Start of Source data
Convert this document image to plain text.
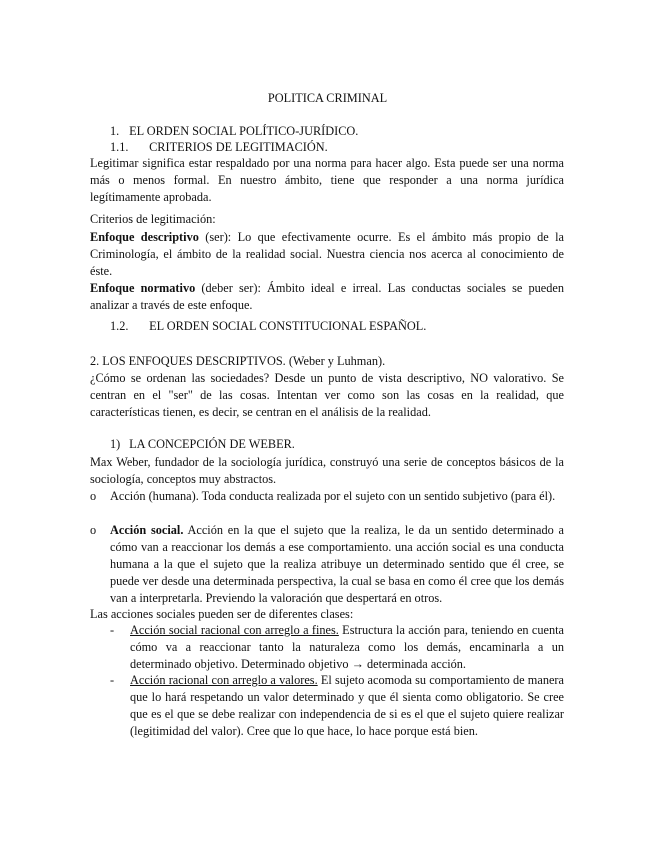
POLITICA CRIMINAL
1. EL ORDEN SOCIAL POLÍTICO-JURÍDICO.
1.1. CRITERIOS DE LEGITIMACIÓN.
Legitimar significa estar respaldado por una norma para hacer algo. Esta puede ser una norma más o menos formal. En nuestro ámbito, tiene que responder a una norma jurídica legítimamente aprobada.
Criterios de legitimación:
Enfoque descriptivo (ser): Lo que efectivamente ocurre. Es el ámbito más propio de la Criminología, el ámbito de la realidad social. Nuestra ciencia nos acerca al conocimiento de éste.
Enfoque normativo (deber ser): Ámbito ideal e irreal. Las conductas sociales se pueden analizar a través de este enfoque.
1.2. EL ORDEN SOCIAL CONSTITUCIONAL ESPAÑOL.
2. LOS ENFOQUES DESCRIPTIVOS. (Weber y Luhman).
¿Cómo se ordenan las sociedades? Desde un punto de vista descriptivo, NO valorativo. Se centran en el "ser" de las cosas. Intentan ver como son las cosas en la realidad, que características tienen, es decir, se centran en el análisis de la realidad.
1) LA CONCEPCIÓN DE WEBER.
Max Weber, fundador de la sociología jurídica, construyó una serie de conceptos básicos de la sociología, conceptos muy abstractos.
o Acción (humana). Toda conducta realizada por el sujeto con un sentido subjetivo (para él).
o Acción social. Acción en la que el sujeto que la realiza, le da un sentido determinado a cómo van a reaccionar los demás a ese comportamiento. una acción social es una conducta humana a la que el sujeto que la realiza atribuye un determinado sentido que él cree, se puede ver desde una determinada perspectiva, la cual se basa en como él cree que los demás van a interpretarla. Previendo la valoración que despertará en otros.
Las acciones sociales pueden ser de diferentes clases:
- Acción social racional con arreglo a fines. Estructura la acción para, teniendo en cuenta cómo va a reaccionar tanto la naturaleza como los demás, encaminarla a un determinado objetivo. Determinado objetivo → determinada acción.
- Acción racional con arreglo a valores. El sujeto acomoda su comportamiento de manera que lo hará respetando un valor determinado y que él sienta como obligatorio. Se cree que es el que se debe realizar con independencia de si es el que el sujeto quiere realizar (legitimidad del valor). Cree que lo que hace, lo hace porque está bien.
End of Source data
# [Exercise details]
Copy out every line in the listing where the word "jurídica" appears.

# [Solution to the problem]
Legitimar significa estar respaldado por una norma para hacer algo. Esta puede ser una norma más o menos formal. En nuestro ámbito, tiene que responder a una norma jurídica legítimamente aprobada.
Max Weber, fundador de la sociología jurídica, construyó una serie de conceptos básicos de la sociología, conceptos muy abstractos.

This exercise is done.